COSA FARE:
Prosegua il testo sulla candidatura Unesco della "Cava e cerca del tartufo", riprendendo subito dopo la sua ultima frase.

L’Aquila. Parere positivo del comitato di esperti mondiali Unesco alla candidatura della “Cava e cerca del tartufo” per l’iscrizione nella lista dei patrimoni dell’umanità.
È stato pubblicato sul sito dell’Unesco l’esito della valutazione da parte dell’organo di esperti riunitasi a Parigi. La decisione finale è attesa dal 13 al 18 dicembre, a compimento di un iter di candidatura formalmente presentata dall’Italia a marzo 2020.

RECORD ESTRATTI:
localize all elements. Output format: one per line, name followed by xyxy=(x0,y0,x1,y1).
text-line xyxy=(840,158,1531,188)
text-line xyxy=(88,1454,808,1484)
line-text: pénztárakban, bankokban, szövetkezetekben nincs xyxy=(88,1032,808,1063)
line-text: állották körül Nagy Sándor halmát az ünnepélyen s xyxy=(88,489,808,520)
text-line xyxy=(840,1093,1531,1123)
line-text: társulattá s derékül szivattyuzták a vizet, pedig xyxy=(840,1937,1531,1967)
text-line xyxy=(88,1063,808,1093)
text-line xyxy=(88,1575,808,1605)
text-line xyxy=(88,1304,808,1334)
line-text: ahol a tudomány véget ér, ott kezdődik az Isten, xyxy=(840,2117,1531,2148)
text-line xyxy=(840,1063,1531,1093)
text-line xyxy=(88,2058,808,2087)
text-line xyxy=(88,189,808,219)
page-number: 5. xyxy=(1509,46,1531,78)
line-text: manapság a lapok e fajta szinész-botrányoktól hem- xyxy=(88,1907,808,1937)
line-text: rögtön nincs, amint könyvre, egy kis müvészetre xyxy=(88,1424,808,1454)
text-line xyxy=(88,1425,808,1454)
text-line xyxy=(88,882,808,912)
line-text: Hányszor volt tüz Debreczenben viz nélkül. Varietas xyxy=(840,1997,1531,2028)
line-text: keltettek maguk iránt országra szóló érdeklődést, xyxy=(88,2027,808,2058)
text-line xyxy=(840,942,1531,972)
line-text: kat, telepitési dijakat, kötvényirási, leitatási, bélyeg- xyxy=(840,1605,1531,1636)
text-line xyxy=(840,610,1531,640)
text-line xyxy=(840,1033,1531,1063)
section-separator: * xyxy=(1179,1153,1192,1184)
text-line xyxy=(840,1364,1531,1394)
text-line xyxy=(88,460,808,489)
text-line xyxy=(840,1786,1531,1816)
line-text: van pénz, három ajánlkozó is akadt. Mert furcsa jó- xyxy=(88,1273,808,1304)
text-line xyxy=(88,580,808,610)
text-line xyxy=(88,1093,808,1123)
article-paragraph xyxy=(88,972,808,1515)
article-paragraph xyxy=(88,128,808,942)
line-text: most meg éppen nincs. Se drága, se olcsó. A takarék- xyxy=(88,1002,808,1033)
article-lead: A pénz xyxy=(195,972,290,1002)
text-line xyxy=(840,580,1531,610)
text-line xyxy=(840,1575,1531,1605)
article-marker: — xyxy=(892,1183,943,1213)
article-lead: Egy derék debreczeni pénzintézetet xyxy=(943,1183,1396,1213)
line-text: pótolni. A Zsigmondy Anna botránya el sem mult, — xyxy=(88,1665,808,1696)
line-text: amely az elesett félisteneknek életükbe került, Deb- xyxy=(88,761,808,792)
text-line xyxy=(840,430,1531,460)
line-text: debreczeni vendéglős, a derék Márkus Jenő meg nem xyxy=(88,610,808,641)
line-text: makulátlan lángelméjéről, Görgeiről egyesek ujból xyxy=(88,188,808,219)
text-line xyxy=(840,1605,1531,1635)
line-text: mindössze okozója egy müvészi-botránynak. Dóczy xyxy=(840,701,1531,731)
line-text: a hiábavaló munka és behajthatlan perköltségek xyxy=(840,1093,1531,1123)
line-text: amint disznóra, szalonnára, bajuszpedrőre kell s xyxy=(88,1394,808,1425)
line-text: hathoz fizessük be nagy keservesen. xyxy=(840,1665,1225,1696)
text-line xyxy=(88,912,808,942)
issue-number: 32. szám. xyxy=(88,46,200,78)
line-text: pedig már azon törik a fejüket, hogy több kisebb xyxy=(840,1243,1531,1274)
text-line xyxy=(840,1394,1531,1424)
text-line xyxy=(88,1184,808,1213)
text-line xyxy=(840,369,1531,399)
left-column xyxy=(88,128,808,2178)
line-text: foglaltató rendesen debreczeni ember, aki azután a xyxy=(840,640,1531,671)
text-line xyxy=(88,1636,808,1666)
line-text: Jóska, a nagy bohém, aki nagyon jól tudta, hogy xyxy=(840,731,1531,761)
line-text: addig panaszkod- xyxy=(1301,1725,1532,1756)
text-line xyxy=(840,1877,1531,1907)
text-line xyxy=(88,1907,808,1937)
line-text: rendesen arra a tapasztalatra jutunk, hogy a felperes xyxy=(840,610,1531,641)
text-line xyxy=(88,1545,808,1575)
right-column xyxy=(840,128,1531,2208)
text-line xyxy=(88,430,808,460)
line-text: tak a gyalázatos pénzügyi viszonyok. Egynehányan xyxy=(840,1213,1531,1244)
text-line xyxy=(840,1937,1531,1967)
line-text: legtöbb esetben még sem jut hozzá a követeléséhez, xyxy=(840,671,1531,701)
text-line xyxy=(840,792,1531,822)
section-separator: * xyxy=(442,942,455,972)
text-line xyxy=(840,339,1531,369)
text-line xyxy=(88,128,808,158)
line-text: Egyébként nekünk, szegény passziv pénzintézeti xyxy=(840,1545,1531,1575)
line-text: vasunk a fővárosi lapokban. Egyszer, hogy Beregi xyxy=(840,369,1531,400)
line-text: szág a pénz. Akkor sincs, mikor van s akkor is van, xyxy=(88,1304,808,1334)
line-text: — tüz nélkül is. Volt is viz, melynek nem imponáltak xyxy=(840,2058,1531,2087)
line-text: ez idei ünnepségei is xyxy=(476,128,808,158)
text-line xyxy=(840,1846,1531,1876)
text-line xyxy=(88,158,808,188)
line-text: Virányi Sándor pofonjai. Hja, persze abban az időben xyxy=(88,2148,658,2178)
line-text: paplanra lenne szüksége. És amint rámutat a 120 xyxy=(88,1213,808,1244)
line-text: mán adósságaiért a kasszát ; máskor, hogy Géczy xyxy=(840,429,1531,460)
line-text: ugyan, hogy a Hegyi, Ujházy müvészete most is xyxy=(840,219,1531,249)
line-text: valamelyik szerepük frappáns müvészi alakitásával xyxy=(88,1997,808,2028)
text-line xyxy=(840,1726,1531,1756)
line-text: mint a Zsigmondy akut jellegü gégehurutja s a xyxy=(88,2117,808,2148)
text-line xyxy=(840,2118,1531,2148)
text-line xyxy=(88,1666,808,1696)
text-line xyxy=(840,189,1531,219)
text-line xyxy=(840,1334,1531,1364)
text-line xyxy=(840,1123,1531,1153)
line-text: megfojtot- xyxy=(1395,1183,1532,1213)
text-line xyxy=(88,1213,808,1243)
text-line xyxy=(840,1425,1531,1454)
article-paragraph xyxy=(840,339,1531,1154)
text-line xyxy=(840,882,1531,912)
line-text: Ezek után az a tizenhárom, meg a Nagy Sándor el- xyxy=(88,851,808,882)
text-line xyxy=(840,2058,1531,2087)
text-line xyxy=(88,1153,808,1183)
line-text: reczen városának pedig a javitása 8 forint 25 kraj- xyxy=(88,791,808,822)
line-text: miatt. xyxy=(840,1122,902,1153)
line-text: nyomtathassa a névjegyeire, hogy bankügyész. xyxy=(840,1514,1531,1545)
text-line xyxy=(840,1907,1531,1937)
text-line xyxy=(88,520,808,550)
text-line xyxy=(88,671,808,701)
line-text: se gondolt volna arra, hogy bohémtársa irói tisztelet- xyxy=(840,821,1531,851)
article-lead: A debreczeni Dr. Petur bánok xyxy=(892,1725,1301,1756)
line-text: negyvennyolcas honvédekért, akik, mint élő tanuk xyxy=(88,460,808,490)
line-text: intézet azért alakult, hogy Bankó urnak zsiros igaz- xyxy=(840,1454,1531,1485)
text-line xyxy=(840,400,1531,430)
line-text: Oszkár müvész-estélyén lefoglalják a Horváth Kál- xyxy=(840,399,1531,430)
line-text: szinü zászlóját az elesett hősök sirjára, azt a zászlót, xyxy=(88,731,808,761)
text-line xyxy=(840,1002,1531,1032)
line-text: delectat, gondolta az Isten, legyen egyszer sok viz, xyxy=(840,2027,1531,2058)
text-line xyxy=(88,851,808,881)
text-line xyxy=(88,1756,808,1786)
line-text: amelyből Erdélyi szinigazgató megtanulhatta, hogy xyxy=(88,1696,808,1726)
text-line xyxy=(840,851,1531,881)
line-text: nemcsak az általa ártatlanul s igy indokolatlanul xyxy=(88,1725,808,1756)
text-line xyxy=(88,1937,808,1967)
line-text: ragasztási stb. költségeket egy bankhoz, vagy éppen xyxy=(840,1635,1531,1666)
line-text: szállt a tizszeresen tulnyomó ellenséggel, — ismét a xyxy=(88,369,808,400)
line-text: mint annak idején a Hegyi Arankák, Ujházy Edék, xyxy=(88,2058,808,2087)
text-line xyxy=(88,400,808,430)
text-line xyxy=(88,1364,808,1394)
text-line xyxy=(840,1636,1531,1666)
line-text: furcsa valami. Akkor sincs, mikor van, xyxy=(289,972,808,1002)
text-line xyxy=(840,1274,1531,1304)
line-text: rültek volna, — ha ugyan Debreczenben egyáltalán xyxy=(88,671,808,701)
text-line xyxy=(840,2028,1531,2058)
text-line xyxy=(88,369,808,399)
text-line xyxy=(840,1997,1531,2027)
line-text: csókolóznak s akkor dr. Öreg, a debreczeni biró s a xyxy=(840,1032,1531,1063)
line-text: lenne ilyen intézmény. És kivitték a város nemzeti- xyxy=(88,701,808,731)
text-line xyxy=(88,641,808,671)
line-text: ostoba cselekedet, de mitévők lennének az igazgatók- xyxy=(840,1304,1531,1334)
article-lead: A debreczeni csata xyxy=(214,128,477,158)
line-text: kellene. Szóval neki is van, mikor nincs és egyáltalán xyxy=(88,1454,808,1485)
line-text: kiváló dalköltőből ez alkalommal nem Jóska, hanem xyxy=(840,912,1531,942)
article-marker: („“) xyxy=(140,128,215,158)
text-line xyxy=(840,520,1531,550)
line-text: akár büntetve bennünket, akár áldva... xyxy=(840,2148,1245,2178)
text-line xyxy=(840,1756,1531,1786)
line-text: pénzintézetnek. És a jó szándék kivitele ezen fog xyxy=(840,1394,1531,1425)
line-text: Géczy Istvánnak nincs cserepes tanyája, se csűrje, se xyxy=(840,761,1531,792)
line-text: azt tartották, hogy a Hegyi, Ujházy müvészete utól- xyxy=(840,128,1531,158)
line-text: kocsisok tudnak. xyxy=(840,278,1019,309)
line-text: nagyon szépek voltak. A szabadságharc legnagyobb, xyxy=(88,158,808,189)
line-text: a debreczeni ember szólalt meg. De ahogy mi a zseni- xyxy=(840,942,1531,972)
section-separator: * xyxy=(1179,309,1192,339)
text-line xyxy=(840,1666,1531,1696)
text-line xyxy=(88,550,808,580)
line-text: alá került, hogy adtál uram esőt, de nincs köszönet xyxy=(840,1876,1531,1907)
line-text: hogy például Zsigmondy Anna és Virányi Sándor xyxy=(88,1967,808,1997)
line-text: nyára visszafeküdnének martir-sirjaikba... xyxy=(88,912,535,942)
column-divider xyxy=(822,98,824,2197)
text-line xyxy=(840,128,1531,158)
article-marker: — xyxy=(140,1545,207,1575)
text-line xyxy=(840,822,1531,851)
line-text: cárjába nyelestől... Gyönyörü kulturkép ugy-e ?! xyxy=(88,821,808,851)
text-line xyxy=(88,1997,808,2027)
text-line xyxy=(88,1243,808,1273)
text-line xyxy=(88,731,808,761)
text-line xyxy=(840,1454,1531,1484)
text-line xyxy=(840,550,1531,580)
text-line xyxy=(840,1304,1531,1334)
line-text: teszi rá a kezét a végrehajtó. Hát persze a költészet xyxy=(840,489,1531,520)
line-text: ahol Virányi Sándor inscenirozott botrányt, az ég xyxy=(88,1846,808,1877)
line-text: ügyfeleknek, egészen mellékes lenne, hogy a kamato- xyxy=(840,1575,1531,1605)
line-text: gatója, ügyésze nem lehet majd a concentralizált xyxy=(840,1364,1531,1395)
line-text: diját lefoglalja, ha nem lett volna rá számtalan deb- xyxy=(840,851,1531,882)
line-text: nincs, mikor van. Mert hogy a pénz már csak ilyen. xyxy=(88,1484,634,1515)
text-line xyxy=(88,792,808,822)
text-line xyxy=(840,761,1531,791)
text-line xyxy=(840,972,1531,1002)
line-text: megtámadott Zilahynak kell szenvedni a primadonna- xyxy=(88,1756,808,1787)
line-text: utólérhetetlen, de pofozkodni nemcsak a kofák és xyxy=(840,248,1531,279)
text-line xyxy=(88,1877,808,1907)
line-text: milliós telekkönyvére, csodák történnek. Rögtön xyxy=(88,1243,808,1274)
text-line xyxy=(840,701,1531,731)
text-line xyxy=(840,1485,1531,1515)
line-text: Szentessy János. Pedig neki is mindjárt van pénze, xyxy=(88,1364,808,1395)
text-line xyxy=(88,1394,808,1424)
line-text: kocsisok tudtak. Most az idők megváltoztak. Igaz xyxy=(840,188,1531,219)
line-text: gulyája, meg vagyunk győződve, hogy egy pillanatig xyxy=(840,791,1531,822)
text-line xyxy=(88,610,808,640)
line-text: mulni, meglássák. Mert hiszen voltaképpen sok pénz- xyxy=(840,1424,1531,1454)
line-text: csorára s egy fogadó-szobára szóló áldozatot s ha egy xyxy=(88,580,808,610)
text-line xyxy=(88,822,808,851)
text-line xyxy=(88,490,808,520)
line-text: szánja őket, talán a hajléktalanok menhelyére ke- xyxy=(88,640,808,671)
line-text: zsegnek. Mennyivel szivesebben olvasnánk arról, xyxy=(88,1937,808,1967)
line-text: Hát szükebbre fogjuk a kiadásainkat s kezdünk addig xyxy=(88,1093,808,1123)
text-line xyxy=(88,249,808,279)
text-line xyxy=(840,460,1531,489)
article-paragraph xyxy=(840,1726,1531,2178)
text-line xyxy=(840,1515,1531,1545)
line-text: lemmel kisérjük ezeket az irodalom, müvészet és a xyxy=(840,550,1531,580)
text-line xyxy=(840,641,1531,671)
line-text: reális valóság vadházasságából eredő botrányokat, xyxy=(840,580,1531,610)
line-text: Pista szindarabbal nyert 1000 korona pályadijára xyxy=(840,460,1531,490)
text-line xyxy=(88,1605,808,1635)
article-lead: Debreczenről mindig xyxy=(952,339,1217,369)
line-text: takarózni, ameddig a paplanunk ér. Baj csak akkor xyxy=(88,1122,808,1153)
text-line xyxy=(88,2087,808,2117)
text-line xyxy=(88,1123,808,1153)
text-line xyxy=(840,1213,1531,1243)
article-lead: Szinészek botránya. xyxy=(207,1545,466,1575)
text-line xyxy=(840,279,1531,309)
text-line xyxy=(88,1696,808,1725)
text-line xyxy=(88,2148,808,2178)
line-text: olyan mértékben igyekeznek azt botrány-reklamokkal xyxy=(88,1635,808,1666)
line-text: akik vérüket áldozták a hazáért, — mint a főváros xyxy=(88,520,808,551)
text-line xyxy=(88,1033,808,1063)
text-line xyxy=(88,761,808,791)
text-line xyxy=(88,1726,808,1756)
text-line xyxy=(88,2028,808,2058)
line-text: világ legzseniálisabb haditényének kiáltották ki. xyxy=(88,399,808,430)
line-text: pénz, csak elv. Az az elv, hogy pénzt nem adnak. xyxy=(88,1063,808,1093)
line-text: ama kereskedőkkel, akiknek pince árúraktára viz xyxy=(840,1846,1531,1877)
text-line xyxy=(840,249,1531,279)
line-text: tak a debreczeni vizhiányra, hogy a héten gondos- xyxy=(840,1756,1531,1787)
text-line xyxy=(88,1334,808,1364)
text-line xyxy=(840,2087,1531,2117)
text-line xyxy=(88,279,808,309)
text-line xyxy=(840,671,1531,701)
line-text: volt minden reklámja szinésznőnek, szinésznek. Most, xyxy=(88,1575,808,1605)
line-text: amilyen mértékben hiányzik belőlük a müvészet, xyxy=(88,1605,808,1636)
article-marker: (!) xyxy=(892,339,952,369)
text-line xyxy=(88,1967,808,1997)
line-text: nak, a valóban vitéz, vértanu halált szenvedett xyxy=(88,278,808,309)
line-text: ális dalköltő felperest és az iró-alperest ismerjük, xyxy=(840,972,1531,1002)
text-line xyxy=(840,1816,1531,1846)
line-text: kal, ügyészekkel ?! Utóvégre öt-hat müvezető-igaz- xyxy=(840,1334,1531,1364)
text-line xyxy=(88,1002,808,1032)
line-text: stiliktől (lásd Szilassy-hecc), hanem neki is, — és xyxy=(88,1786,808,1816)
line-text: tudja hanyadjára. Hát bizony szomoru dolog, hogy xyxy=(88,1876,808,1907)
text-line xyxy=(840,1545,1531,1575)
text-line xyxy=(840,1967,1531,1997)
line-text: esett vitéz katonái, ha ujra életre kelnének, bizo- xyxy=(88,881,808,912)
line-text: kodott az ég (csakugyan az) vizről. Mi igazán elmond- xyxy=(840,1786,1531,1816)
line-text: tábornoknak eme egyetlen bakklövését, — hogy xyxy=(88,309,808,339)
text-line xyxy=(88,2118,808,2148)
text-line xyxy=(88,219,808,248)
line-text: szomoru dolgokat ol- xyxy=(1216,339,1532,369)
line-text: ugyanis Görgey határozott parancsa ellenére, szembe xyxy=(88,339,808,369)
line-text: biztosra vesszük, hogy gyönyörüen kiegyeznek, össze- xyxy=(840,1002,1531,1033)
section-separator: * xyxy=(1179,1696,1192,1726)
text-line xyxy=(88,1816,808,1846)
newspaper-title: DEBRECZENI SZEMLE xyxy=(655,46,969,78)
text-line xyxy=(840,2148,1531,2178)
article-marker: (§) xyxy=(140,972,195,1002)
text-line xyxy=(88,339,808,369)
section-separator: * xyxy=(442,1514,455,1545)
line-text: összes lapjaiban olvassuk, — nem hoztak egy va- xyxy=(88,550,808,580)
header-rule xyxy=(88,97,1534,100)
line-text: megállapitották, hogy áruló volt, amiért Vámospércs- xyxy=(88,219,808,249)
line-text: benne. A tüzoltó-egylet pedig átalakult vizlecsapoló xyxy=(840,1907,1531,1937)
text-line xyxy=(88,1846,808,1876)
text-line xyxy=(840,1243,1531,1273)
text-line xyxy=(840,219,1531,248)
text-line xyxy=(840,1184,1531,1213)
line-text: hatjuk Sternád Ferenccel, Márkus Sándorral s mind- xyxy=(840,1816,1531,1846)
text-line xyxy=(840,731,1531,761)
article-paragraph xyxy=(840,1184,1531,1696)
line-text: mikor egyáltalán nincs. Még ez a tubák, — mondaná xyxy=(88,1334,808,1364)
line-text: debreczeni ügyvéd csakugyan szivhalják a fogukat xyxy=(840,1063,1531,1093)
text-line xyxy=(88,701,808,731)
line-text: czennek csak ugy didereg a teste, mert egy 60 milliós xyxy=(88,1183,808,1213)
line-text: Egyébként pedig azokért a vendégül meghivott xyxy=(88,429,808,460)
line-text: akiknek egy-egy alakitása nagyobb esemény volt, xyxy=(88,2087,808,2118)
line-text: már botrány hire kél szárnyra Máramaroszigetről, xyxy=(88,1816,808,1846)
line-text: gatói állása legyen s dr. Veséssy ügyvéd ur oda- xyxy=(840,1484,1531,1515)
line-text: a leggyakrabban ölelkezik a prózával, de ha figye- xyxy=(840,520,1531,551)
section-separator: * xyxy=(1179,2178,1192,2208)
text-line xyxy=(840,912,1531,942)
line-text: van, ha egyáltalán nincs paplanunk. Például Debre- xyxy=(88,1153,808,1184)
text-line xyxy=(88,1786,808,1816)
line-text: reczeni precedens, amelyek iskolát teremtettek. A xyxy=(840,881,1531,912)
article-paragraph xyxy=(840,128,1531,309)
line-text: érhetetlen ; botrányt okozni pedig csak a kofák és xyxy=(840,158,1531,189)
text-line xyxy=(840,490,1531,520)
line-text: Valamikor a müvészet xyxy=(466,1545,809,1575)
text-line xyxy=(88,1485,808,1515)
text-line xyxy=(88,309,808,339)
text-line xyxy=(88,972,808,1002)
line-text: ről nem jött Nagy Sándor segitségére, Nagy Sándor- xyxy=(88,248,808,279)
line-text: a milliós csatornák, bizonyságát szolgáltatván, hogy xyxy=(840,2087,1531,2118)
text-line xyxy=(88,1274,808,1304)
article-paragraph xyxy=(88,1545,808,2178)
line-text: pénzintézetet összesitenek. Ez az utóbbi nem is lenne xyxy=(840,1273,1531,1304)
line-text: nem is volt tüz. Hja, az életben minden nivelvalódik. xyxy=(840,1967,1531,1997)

SPAZIO RISPOSTA:
L’unico europeo a far parte del Comitato di esperti mondiali Unesco è un italiano, Pier Luigi Petrillo, che ne è vice presidente ed è stato per l’Italia già estensore di fortunati dossier di candidatura come quello delle Langhe e Roero e della coltura della vite a Pantelleria. La candidatura della Cava e ricerca del tartufo era stata presentata dal ministero dei beni culturali e del turismo. Questa attività rappresenta in Italia un patrimonio culturale e immateriale di conoscenze e pratiche tramandate oralmente per secoli che caratterizzano la vita rurale di interi gruppo di detentori e praticanti, chiamati “tartufai” nei diversi territori tartufigeni italiani.